__SET PROBLEM__
Look for "this" in the listing below. Gather each line that contains it.
>> start
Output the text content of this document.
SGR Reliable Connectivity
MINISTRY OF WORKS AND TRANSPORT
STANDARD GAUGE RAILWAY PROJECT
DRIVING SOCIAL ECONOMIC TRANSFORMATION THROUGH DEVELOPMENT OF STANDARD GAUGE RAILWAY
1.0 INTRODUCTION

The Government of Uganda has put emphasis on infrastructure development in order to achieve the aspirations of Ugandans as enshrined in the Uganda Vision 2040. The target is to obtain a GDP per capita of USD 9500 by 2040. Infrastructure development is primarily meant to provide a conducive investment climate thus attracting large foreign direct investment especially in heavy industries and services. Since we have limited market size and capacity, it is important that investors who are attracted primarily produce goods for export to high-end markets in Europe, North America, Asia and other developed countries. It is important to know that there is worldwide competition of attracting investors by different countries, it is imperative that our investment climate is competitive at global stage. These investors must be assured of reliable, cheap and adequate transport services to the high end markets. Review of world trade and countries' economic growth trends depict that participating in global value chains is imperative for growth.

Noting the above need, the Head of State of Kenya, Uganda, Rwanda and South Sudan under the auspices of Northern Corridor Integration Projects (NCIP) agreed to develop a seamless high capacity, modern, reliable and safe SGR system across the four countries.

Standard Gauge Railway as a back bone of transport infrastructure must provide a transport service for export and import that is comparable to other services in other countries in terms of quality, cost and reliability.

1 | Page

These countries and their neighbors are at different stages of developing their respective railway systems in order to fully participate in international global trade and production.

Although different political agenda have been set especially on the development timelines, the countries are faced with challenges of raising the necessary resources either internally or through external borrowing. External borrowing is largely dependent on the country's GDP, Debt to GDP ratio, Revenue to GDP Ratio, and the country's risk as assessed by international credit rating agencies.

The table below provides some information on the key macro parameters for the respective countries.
>> end
>> start
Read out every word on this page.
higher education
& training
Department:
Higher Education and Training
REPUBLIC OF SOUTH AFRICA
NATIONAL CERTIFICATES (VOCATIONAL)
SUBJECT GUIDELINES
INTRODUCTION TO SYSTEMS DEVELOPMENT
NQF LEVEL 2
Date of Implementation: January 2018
>> end
__EXERCISE SOLUTION__
Output the text content of this document.
Read out every word on this page.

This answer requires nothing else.